- **TASK STATEMENT**
The records that follow should be retyped word for word.
Segment Start: TASK INPUT
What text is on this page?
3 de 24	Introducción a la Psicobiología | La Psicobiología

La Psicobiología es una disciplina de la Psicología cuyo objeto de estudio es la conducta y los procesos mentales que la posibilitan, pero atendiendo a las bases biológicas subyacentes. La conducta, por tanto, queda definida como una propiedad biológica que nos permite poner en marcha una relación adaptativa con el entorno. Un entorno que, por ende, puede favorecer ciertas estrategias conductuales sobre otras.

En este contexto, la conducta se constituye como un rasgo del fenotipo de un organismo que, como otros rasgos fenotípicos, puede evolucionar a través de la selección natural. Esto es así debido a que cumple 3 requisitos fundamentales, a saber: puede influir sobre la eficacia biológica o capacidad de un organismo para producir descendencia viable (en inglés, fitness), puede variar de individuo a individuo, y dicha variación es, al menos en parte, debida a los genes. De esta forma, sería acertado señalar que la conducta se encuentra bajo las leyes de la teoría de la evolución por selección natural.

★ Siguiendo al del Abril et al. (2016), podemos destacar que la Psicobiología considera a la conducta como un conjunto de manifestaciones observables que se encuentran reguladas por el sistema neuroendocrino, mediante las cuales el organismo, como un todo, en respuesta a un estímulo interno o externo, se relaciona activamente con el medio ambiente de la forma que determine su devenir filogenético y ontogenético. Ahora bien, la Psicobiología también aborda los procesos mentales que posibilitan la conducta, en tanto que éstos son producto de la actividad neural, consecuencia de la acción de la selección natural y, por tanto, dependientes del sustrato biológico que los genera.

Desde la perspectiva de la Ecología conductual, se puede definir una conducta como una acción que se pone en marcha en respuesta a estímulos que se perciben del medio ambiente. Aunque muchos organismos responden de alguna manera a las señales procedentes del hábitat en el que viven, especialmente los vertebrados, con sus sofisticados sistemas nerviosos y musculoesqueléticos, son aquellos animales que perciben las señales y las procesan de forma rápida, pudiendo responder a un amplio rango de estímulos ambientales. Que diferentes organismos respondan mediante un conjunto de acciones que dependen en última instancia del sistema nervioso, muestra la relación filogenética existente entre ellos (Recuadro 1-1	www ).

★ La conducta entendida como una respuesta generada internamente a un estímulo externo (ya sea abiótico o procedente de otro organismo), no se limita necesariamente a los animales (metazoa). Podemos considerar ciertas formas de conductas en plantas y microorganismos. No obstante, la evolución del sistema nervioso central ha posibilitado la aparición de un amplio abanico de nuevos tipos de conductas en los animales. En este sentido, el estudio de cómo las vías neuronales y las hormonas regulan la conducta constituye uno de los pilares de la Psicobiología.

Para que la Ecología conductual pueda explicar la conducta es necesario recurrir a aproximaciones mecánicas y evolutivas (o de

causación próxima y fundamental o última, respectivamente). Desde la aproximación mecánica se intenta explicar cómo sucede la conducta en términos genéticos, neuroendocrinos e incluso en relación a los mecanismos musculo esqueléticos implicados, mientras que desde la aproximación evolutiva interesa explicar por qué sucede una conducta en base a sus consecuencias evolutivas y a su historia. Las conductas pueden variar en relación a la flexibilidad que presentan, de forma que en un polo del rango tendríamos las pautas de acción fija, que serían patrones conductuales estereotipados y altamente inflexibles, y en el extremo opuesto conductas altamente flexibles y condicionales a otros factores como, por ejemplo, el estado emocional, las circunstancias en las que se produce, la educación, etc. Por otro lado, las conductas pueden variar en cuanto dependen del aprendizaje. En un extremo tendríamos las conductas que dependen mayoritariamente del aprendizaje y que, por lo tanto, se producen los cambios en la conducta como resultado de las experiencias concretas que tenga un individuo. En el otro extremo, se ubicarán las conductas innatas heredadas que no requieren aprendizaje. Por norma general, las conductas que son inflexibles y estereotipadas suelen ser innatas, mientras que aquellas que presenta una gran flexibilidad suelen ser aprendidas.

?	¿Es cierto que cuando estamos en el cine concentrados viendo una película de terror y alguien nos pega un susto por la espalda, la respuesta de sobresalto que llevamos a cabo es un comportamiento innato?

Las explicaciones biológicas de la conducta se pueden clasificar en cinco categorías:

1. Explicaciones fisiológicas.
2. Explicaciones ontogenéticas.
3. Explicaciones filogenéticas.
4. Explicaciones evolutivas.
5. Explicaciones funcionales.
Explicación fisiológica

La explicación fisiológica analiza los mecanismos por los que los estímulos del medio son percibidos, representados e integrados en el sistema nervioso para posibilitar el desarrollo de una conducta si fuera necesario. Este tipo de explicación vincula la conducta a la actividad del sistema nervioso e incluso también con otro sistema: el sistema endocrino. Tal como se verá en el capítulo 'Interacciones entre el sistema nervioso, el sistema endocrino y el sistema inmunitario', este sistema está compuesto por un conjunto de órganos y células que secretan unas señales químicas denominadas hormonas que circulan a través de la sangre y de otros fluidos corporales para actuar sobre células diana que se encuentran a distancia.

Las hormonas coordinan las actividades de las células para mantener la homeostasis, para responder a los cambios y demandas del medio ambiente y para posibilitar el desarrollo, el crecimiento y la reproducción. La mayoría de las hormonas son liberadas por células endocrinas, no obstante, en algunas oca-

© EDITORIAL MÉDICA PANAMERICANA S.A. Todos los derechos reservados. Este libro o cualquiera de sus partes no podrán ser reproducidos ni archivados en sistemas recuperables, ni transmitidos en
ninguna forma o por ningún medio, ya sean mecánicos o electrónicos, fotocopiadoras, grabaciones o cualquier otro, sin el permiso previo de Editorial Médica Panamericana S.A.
Segment End: TASK INPUT
- **RESPONSE**
What text is on this page?
3 de 24	Introducción a la Psicobiología | La Psicobiología

La Psicobiología es una disciplina de la Psicología cuyo objeto de estudio es la conducta y los procesos mentales que la posibilitan, pero atendiendo a las bases biológicas subyacentes. La conducta, por tanto, queda definida como una propiedad biológica que nos permite poner en marcha una relación adaptativa con el entorno. Un entorno que, por ende, puede favorecer ciertas estrategias conductuales sobre otras.

En este contexto, la conducta se constituye como un rasgo del fenotipo de un organismo que, como otros rasgos fenotípicos, puede evolucionar a través de la selección natural. Esto es así debido a que cumple 3 requisitos fundamentales, a saber: puede influir sobre la eficacia biológica o capacidad de un organismo para producir descendencia viable (en inglés, fitness), puede variar de individuo a individuo, y dicha variación es, al menos en parte, debida a los genes. De esta forma, sería acertado señalar que la conducta se encuentra bajo las leyes de la teoría de la evolución por selección natural.

★ Siguiendo al del Abril et al. (2016), podemos destacar que la Psicobiología considera a la conducta como un conjunto de manifestaciones observables que se encuentran reguladas por el sistema neuroendocrino, mediante las cuales el organismo, como un todo, en respuesta a un estímulo interno o externo, se relaciona activamente con el medio ambiente de la forma que determine su devenir filogenético y ontogenético. Ahora bien, la Psicobiología también aborda los procesos mentales que posibilitan la conducta, en tanto que éstos son producto de la actividad neural, consecuencia de la acción de la selección natural y, por tanto, dependientes del sustrato biológico que los genera.

Desde la perspectiva de la Ecología conductual, se puede definir una conducta como una acción que se pone en marcha en respuesta a estímulos que se perciben del medio ambiente. Aunque muchos organismos responden de alguna manera a las señales procedentes del hábitat en el que viven, especialmente los vertebrados, con sus sofisticados sistemas nerviosos y musculoesqueléticos, son aquellos animales que perciben las señales y las procesan de forma rápida, pudiendo responder a un amplio rango de estímulos ambientales. Que diferentes organismos respondan mediante un conjunto de acciones que dependen en última instancia del sistema nervioso, muestra la relación filogenética existente entre ellos (Recuadro 1-1	www ).

★ La conducta entendida como una respuesta generada internamente a un estímulo externo (ya sea abiótico o procedente de otro organismo), no se limita necesariamente a los animales (metazoa). Podemos considerar ciertas formas de conductas en plantas y microorganismos. No obstante, la evolución del sistema nervioso central ha posibilitado la aparición de un amplio abanico de nuevos tipos de conductas en los animales. En este sentido, el estudio de cómo las vías neuronales y las hormonas regulan la conducta constituye uno de los pilares de la Psicobiología.

Para que la Ecología conductual pueda explicar la conducta es necesario recurrir a aproximaciones mecánicas y evolutivas (o de

causación próxima y fundamental o última, respectivamente). Desde la aproximación mecánica se intenta explicar cómo sucede la conducta en términos genéticos, neuroendocrinos e incluso en relación a los mecanismos musculo esqueléticos implicados, mientras que desde la aproximación evolutiva interesa explicar por qué sucede una conducta en base a sus consecuencias evolutivas y a su historia. Las conductas pueden variar en relación a la flexibilidad que presentan, de forma que en un polo del rango tendríamos las pautas de acción fija, que serían patrones conductuales estereotipados y altamente inflexibles, y en el extremo opuesto conductas altamente flexibles y condicionales a otros factores como, por ejemplo, el estado emocional, las circunstancias en las que se produce, la educación, etc. Por otro lado, las conductas pueden variar en cuanto dependen del aprendizaje. En un extremo tendríamos las conductas que dependen mayoritariamente del aprendizaje y que, por lo tanto, se producen los cambios en la conducta como resultado de las experiencias concretas que tenga un individuo. En el otro extremo, se ubicarán las conductas innatas heredadas que no requieren aprendizaje. Por norma general, las conductas que son inflexibles y estereotipadas suelen ser innatas, mientras que aquellas que presenta una gran flexibilidad suelen ser aprendidas.

?	¿Es cierto que cuando estamos en el cine concentrados viendo una película de terror y alguien nos pega un susto por la espalda, la respuesta de sobresalto que llevamos a cabo es un comportamiento innato?

Las explicaciones biológicas de la conducta se pueden clasificar en cinco categorías:

1. Explicaciones fisiológicas.
2. Explicaciones ontogenéticas.
3. Explicaciones filogenéticas.
4. Explicaciones evolutivas.
5. Explicaciones funcionales.
Explicación fisiológica

La explicación fisiológica analiza los mecanismos por los que los estímulos del medio son percibidos, representados e integrados en el sistema nervioso para posibilitar el desarrollo de una conducta si fuera necesario. Este tipo de explicación vincula la conducta a la actividad del sistema nervioso e incluso también con otro sistema: el sistema endocrino. Tal como se verá en el capítulo 'Interacciones entre el sistema nervioso, el sistema endocrino y el sistema inmunitario', este sistema está compuesto por un conjunto de órganos y células que secretan unas señales químicas denominadas hormonas que circulan a través de la sangre y de otros fluidos corporales para actuar sobre células diana que se encuentran a distancia.

Las hormonas coordinan las actividades de las células para mantener la homeostasis, para responder a los cambios y demandas del medio ambiente y para posibilitar el desarrollo, el crecimiento y la reproducción. La mayoría de las hormonas son liberadas por células endocrinas, no obstante, en algunas oca-

© EDITORIAL MÉDICA PANAMERICANA S.A. Todos los derechos reservados. Este libro o cualquiera de sus partes no podrán ser reproducidos ni archivados en sistemas recuperables, ni transmitidos en
ninguna forma o por ningún medio, ya sean mecánicos o electrónicos, fotocopiadoras, grabaciones o cualquier otro, sin el permiso previo de Editorial Médica Panamericana S.A.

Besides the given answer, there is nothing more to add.